__What this task involves__. Extract each line containing the string "phone".

(Dataset entries)
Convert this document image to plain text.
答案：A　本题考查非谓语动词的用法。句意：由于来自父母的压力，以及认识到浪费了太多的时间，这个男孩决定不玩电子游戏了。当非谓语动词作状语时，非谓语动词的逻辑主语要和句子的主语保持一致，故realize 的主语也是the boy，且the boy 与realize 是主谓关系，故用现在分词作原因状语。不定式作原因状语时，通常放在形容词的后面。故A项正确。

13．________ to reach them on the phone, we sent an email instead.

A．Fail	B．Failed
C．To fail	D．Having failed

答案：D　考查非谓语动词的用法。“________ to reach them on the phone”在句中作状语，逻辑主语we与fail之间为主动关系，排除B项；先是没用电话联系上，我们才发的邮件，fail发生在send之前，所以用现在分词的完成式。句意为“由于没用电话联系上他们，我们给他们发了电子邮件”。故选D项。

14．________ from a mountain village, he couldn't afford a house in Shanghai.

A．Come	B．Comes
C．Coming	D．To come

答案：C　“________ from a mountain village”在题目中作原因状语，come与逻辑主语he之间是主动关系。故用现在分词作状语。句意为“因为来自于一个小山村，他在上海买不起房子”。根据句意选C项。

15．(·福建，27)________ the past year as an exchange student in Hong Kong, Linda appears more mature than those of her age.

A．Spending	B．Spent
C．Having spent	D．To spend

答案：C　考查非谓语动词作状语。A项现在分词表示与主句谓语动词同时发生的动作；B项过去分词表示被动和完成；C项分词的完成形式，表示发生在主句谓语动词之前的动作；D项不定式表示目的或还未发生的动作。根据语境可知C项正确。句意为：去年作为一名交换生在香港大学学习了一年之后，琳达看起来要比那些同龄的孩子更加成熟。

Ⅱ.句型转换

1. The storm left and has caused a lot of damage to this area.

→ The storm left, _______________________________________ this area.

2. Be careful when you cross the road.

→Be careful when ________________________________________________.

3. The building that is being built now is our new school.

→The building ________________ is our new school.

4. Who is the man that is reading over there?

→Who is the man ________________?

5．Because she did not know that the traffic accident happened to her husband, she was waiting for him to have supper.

...

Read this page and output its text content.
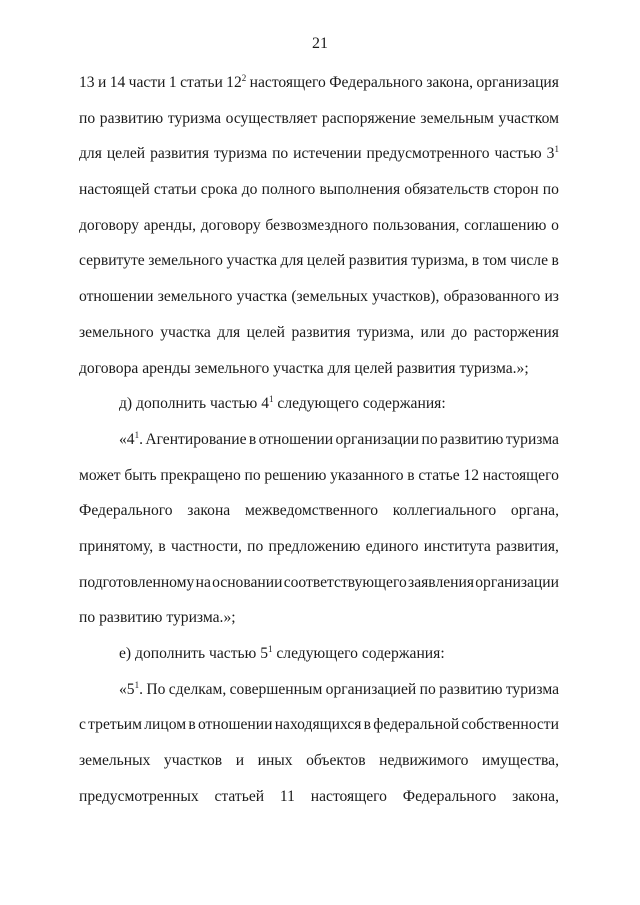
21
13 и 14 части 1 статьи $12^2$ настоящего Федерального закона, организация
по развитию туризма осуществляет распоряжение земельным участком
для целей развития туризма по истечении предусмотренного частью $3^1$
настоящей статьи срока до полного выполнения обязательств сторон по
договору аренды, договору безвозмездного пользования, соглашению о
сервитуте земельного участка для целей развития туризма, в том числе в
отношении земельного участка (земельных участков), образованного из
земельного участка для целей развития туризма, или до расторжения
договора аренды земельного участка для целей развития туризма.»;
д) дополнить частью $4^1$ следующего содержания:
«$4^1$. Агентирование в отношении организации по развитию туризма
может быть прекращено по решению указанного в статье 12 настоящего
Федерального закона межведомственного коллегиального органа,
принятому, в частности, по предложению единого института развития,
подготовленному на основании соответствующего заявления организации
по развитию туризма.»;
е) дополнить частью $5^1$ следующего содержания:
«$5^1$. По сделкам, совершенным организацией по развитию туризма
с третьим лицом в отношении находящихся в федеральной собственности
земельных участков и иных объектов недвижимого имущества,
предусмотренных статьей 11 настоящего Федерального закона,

==

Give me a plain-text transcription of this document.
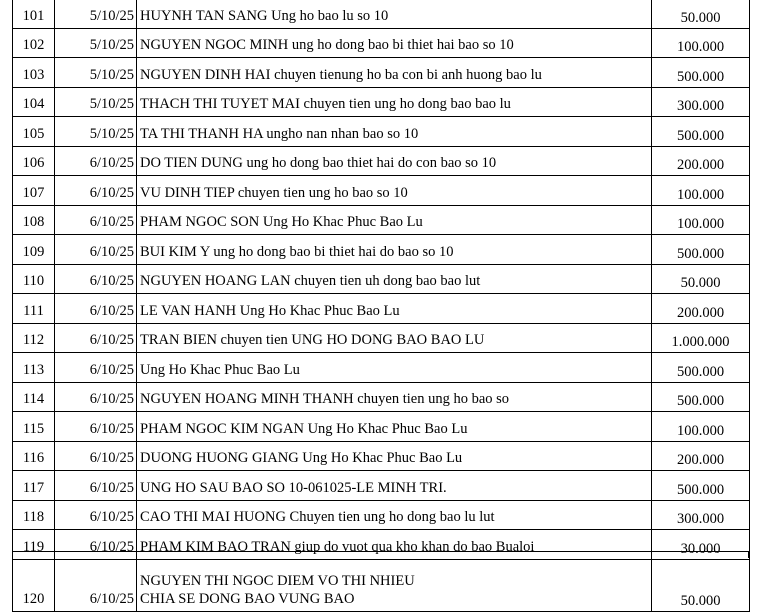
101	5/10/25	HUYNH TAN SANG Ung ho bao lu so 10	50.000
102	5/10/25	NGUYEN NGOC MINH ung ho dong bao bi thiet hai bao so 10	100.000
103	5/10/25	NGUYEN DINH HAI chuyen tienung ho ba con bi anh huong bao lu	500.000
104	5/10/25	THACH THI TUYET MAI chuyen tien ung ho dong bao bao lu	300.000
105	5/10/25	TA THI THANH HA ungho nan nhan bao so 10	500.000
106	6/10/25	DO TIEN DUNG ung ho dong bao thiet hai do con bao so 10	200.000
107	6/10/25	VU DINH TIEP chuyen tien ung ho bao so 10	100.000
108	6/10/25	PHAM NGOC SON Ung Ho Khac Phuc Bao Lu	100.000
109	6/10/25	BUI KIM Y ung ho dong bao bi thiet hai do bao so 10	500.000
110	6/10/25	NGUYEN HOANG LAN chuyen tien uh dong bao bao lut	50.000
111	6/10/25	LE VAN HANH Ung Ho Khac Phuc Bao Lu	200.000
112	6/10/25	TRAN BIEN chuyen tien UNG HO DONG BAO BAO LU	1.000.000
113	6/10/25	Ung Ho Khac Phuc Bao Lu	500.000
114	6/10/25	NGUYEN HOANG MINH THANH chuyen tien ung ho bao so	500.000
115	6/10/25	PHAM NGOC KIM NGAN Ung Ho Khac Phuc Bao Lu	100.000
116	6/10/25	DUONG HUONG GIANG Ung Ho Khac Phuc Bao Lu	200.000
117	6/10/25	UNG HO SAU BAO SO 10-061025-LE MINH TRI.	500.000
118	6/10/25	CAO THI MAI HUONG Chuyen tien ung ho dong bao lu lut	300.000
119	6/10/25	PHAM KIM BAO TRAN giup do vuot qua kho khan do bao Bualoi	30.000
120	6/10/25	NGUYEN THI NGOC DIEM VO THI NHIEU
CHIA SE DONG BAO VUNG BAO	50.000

__Task response__.
13．________ to reach them on the phone, we sent an email instead.
答案：D　考查非谓语动词的用法。“________ to reach them on the phone”在句中作状语，逻辑主语we与fail之间为主动关系，排除B项；先是没用电话联系上，我们才发的邮件，fail发生在send之前，所以用现在分词的完成式。句意为“由于没用电话联系上他们，我们给他们发了电子邮件”。故选D项。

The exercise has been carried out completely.